Problem to solve: Reproduce the complete listing without any deviation.

Data excerpts
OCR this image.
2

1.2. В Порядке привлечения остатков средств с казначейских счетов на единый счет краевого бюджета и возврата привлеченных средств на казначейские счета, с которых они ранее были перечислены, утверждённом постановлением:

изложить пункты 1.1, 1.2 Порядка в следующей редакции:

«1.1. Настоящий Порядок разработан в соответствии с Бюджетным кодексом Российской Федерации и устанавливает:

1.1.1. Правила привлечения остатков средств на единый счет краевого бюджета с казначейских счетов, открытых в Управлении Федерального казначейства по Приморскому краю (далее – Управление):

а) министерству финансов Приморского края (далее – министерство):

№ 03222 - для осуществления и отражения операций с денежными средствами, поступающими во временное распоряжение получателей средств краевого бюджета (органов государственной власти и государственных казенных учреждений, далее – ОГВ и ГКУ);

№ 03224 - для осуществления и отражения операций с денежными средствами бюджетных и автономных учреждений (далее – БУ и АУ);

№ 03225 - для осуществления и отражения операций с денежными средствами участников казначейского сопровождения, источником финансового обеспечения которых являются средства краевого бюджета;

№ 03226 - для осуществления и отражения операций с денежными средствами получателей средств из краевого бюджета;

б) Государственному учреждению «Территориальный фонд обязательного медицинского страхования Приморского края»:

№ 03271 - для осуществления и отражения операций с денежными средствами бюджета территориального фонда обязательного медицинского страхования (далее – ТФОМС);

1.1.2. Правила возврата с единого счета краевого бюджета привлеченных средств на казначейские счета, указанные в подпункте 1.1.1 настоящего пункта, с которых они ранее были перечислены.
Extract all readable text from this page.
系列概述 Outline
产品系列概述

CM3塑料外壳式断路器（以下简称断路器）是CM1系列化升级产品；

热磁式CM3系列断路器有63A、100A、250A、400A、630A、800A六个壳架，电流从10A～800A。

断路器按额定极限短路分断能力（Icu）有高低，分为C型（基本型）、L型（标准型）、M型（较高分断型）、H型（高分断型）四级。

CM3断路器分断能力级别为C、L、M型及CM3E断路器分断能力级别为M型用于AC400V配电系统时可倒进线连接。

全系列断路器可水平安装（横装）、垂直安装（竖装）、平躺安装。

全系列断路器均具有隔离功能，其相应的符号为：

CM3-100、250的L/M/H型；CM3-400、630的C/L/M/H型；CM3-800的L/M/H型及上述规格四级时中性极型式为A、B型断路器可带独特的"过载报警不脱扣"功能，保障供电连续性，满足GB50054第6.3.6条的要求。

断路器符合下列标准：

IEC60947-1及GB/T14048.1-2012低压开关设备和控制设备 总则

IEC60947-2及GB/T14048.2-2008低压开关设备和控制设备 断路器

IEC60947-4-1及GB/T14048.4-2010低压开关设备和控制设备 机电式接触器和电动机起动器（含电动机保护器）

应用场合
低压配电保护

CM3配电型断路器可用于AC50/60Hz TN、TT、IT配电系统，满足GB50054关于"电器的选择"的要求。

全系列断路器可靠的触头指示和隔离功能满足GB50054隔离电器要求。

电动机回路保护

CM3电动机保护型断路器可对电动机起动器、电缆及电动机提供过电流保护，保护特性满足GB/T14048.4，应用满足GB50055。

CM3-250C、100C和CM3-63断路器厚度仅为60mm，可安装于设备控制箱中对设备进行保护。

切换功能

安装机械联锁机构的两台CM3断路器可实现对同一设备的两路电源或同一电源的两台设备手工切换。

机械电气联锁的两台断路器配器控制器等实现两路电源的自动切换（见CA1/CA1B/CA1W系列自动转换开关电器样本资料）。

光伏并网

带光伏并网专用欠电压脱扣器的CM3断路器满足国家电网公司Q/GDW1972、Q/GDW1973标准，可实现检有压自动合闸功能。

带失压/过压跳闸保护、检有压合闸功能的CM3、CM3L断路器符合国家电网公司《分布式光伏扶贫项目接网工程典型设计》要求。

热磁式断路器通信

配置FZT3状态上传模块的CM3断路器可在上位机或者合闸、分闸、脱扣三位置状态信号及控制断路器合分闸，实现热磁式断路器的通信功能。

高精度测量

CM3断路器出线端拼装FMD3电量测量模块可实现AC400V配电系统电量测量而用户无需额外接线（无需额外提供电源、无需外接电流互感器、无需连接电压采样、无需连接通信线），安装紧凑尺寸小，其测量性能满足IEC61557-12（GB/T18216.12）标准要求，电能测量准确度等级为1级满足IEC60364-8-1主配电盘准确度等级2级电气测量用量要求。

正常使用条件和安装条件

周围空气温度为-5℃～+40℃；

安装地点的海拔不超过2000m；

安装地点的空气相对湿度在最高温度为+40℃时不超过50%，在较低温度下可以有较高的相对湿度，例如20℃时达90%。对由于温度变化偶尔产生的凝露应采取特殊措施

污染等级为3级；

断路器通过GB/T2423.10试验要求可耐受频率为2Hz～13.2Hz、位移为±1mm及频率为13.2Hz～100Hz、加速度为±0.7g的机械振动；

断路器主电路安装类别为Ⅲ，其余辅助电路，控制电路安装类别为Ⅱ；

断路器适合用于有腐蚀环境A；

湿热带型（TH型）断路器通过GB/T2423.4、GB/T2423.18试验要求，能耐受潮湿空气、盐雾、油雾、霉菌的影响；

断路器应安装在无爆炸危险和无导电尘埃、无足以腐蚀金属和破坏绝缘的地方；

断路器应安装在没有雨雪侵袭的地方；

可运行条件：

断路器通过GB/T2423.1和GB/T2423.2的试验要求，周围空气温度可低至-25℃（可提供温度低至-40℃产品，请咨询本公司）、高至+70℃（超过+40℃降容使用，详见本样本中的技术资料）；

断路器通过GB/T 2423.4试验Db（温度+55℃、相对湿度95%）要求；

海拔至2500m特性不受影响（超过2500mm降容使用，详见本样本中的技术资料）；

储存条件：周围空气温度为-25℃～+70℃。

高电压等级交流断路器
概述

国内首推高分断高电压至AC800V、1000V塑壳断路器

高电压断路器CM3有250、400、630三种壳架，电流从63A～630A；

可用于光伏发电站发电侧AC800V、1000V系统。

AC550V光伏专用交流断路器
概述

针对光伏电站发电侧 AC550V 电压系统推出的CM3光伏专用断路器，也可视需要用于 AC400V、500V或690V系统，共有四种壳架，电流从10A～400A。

Solution to this exercise:
OCR this image.
2

1.2. В Порядке привлечения остатков средств с казначейских счетов на единый счет краевого бюджета и возврата привлеченных средств на казначейские счета, с которых они ранее были перечислены, утверждённом постановлением:

изложить пункты 1.1, 1.2 Порядка в следующей редакции:

«1.1. Настоящий Порядок разработан в соответствии с Бюджетным кодексом Российской Федерации и устанавливает:

1.1.1. Правила привлечения остатков средств на единый счет краевого бюджета с казначейских счетов, открытых в Управлении Федерального казначейства по Приморскому краю (далее – Управление):

а) министерству финансов Приморского края (далее – министерство):

№ 03222 - для осуществления и отражения операций с денежными средствами, поступающими во временное распоряжение получателей средств краевого бюджета (органов государственной власти и государственных казенных учреждений, далее – ОГВ и ГКУ);

№ 03224 - для осуществления и отражения операций с денежными средствами бюджетных и автономных учреждений (далее – БУ и АУ);

№ 03225 - для осуществления и отражения операций с денежными средствами участников казначейского сопровождения, источником финансового обеспечения которых являются средства краевого бюджета;

№ 03226 - для осуществления и отражения операций с денежными средствами получателей средств из краевого бюджета;

б) Государственному учреждению «Территориальный фонд обязательного медицинского страхования Приморского края»:

№ 03271 - для осуществления и отражения операций с денежными средствами бюджета территориального фонда обязательного медицинского страхования (далее – ТФОМС);

1.1.2. Правила возврата с единого счета краевого бюджета привлеченных средств на казначейские счета, указанные в подпункте 1.1.1 настоящего пункта, с которых они ранее были перечислены.
Extract all readable text from this page.
系列概述 Outline
产品系列概述

CM3塑料外壳式断路器（以下简称断路器）是CM1系列化升级产品；

热磁式CM3系列断路器有63A、100A、250A、400A、630A、800A六个壳架，电流从10A～800A。

断路器按额定极限短路分断能力（Icu）有高低，分为C型（基本型）、L型（标准型）、M型（较高分断型）、H型（高分断型）四级。

CM3断路器分断能力级别为C、L、M型及CM3E断路器分断能力级别为M型用于AC400V配电系统时可倒进线连接。

全系列断路器可水平安装（横装）、垂直安装（竖装）、平躺安装。

全系列断路器均具有隔离功能，其相应的符号为：

CM3-100、250的L/M/H型；CM3-400、630的C/L/M/H型；CM3-800的L/M/H型及上述规格四级时中性极型式为A、B型断路器可带独特的"过载报警不脱扣"功能，保障供电连续性，满足GB50054第6.3.6条的要求。

断路器符合下列标准：

IEC60947-1及GB/T14048.1-2012低压开关设备和控制设备 总则

IEC60947-2及GB/T14048.2-2008低压开关设备和控制设备 断路器

IEC60947-4-1及GB/T14048.4-2010低压开关设备和控制设备 机电式接触器和电动机起动器（含电动机保护器）

应用场合
低压配电保护

CM3配电型断路器可用于AC50/60Hz TN、TT、IT配电系统，满足GB50054关于"电器的选择"的要求。

全系列断路器可靠的触头指示和隔离功能满足GB50054隔离电器要求。

电动机回路保护

CM3电动机保护型断路器可对电动机起动器、电缆及电动机提供过电流保护，保护特性满足GB/T14048.4，应用满足GB50055。

CM3-250C、100C和CM3-63断路器厚度仅为60mm，可安装于设备控制箱中对设备进行保护。

切换功能

安装机械联锁机构的两台CM3断路器可实现对同一设备的两路电源或同一电源的两台设备手工切换。

机械电气联锁的两台断路器配器控制器等实现两路电源的自动切换（见CA1/CA1B/CA1W系列自动转换开关电器样本资料）。

光伏并网

带光伏并网专用欠电压脱扣器的CM3断路器满足国家电网公司Q/GDW1972、Q/GDW1973标准，可实现检有压自动合闸功能。

带失压/过压跳闸保护、检有压合闸功能的CM3、CM3L断路器符合国家电网公司《分布式光伏扶贫项目接网工程典型设计》要求。

热磁式断路器通信

配置FZT3状态上传模块的CM3断路器可在上位机或者合闸、分闸、脱扣三位置状态信号及控制断路器合分闸，实现热磁式断路器的通信功能。

高精度测量

CM3断路器出线端拼装FMD3电量测量模块可实现AC400V配电系统电量测量而用户无需额外接线（无需额外提供电源、无需外接电流互感器、无需连接电压采样、无需连接通信线），安装紧凑尺寸小，其测量性能满足IEC61557-12（GB/T18216.12）标准要求，电能测量准确度等级为1级满足IEC60364-8-1主配电盘准确度等级2级电气测量用量要求。

正常使用条件和安装条件

周围空气温度为-5℃～+40℃；

安装地点的海拔不超过2000m；

安装地点的空气相对湿度在最高温度为+40℃时不超过50%，在较低温度下可以有较高的相对湿度，例如20℃时达90%。对由于温度变化偶尔产生的凝露应采取特殊措施

污染等级为3级；

断路器通过GB/T2423.10试验要求可耐受频率为2Hz～13.2Hz、位移为±1mm及频率为13.2Hz～100Hz、加速度为±0.7g的机械振动；

断路器主电路安装类别为Ⅲ，其余辅助电路，控制电路安装类别为Ⅱ；

断路器适合用于有腐蚀环境A；

湿热带型（TH型）断路器通过GB/T2423.4、GB/T2423.18试验要求，能耐受潮湿空气、盐雾、油雾、霉菌的影响；

断路器应安装在无爆炸危险和无导电尘埃、无足以腐蚀金属和破坏绝缘的地方；

断路器应安装在没有雨雪侵袭的地方；

可运行条件：

断路器通过GB/T2423.1和GB/T2423.2的试验要求，周围空气温度可低至-25℃（可提供温度低至-40℃产品，请咨询本公司）、高至+70℃（超过+40℃降容使用，详见本样本中的技术资料）；

断路器通过GB/T 2423.4试验Db（温度+55℃、相对湿度95%）要求；

海拔至2500m特性不受影响（超过2500mm降容使用，详见本样本中的技术资料）；

储存条件：周围空气温度为-25℃～+70℃。

高电压等级交流断路器
概述

国内首推高分断高电压至AC800V、1000V塑壳断路器

高电压断路器CM3有250、400、630三种壳架，电流从63A～630A；

可用于光伏发电站发电侧AC800V、1000V系统。

AC550V光伏专用交流断路器
概述

针对光伏电站发电侧 AC550V 电压系统推出的CM3光伏专用断路器，也可视需要用于 AC400V、500V或690V系统，共有四种壳架，电流从10A～400A。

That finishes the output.